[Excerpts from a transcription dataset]
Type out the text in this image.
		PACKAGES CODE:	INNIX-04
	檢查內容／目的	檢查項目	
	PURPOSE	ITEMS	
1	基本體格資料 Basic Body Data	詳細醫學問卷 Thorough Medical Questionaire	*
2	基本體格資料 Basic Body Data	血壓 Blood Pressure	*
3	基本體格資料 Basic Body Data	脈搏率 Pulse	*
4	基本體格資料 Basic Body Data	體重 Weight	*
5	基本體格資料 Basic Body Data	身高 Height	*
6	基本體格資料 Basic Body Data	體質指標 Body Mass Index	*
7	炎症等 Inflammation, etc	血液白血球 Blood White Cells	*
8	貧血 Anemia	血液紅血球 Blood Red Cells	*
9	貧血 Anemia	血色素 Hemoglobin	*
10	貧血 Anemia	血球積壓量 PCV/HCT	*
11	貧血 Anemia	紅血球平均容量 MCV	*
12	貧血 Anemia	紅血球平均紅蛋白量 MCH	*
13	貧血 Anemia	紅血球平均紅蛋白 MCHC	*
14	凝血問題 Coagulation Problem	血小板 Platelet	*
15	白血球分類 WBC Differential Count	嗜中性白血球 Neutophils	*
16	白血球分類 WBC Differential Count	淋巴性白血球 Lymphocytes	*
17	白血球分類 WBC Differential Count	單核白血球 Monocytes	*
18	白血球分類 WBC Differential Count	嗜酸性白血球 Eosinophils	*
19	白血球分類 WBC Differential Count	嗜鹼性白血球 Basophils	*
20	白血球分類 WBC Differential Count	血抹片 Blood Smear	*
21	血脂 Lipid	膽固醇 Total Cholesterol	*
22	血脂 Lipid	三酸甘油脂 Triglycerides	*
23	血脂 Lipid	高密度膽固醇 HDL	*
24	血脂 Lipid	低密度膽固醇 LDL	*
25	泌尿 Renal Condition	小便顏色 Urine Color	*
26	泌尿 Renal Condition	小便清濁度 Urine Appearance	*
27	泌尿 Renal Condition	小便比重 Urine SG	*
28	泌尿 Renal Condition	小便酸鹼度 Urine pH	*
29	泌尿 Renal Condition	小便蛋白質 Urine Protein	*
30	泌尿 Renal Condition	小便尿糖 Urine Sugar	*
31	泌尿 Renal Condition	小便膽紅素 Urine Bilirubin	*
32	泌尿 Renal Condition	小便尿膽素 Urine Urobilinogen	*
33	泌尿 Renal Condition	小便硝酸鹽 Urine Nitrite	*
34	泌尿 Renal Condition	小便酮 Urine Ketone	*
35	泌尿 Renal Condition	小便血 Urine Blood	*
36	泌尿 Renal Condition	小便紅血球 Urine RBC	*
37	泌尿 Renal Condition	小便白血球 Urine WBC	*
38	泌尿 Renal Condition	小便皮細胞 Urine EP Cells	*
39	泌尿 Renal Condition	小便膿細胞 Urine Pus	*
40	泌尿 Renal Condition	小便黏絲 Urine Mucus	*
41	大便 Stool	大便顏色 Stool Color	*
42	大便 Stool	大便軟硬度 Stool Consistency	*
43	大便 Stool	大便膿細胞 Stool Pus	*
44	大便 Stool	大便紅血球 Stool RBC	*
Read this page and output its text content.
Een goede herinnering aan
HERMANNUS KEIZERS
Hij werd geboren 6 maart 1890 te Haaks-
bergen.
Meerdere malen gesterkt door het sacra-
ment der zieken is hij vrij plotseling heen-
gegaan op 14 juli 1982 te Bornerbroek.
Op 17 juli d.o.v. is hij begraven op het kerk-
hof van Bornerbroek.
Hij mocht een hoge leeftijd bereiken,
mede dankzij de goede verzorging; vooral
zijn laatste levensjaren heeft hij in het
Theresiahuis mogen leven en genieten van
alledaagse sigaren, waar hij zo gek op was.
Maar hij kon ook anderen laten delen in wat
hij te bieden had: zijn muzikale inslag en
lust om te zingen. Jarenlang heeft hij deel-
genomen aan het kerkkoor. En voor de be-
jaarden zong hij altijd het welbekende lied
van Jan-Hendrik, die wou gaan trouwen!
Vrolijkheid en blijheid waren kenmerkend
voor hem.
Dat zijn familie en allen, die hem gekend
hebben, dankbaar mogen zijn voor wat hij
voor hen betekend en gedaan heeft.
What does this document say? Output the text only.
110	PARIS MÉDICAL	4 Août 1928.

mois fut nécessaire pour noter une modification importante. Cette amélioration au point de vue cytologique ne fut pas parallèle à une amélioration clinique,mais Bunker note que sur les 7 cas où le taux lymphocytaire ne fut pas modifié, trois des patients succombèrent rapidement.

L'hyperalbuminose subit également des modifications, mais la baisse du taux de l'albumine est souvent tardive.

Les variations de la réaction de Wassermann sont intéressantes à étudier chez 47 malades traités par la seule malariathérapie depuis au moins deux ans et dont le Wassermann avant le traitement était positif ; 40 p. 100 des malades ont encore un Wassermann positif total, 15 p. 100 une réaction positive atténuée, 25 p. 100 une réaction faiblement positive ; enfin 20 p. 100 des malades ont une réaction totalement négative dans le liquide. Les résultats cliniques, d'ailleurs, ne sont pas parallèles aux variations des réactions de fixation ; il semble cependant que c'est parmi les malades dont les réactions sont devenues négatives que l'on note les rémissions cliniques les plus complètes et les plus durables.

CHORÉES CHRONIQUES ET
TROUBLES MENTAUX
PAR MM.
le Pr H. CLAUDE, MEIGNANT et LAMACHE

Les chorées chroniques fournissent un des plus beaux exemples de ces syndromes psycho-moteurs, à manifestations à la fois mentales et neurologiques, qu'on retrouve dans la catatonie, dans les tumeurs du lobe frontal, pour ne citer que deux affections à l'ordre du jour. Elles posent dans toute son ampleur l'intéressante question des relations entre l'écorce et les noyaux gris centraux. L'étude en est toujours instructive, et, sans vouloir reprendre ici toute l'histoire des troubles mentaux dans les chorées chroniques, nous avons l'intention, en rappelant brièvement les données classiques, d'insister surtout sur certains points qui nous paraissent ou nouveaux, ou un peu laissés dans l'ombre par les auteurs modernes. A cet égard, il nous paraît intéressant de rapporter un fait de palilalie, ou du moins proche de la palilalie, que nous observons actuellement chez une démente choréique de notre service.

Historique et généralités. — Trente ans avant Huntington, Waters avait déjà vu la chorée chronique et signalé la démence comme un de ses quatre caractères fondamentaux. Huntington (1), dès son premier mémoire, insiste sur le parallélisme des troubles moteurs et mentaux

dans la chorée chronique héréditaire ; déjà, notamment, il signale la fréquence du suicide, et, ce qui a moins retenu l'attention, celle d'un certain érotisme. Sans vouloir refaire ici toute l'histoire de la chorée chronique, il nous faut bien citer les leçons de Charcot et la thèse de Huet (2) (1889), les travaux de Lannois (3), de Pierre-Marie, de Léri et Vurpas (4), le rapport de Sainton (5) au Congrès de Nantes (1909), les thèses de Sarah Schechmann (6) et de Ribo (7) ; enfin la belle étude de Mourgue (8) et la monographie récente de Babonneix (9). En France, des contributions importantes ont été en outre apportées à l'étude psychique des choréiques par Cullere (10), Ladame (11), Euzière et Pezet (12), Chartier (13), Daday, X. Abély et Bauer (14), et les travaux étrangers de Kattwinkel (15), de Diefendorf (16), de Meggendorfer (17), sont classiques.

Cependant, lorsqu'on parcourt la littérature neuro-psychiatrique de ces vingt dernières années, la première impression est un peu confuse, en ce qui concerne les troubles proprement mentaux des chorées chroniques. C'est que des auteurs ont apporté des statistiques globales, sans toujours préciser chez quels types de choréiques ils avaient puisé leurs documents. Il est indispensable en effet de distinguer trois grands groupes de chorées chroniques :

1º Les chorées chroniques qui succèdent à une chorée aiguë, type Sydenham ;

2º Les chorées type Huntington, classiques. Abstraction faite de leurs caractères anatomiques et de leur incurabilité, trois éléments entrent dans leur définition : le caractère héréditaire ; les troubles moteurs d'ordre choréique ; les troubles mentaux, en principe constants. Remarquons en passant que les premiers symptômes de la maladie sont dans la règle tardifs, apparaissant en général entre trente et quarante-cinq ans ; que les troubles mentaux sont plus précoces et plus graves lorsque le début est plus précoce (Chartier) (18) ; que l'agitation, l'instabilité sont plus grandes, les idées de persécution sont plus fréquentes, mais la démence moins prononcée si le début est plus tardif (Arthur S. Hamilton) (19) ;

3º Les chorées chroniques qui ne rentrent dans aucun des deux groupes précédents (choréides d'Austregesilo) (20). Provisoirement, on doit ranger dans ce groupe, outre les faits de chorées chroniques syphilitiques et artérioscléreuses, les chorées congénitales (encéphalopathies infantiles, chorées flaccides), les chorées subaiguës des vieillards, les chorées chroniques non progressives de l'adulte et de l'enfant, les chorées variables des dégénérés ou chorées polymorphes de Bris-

Task description: If a line in the records contains the word "Body", copy it out.

Answer box:
1	基本體格資料 Basic Body Data	詳細醫學問卷 Thorough Medical Questionaire	*
2	基本體格資料 Basic Body Data	血壓 Blood Pressure	*
3	基本體格資料 Basic Body Data	脈搏率 Pulse	*
4	基本體格資料 Basic Body Data	體重 Weight	*
5	基本體格資料 Basic Body Data	身高 Height	*
6	基本體格資料 Basic Body Data	體質指標 Body Mass Index	*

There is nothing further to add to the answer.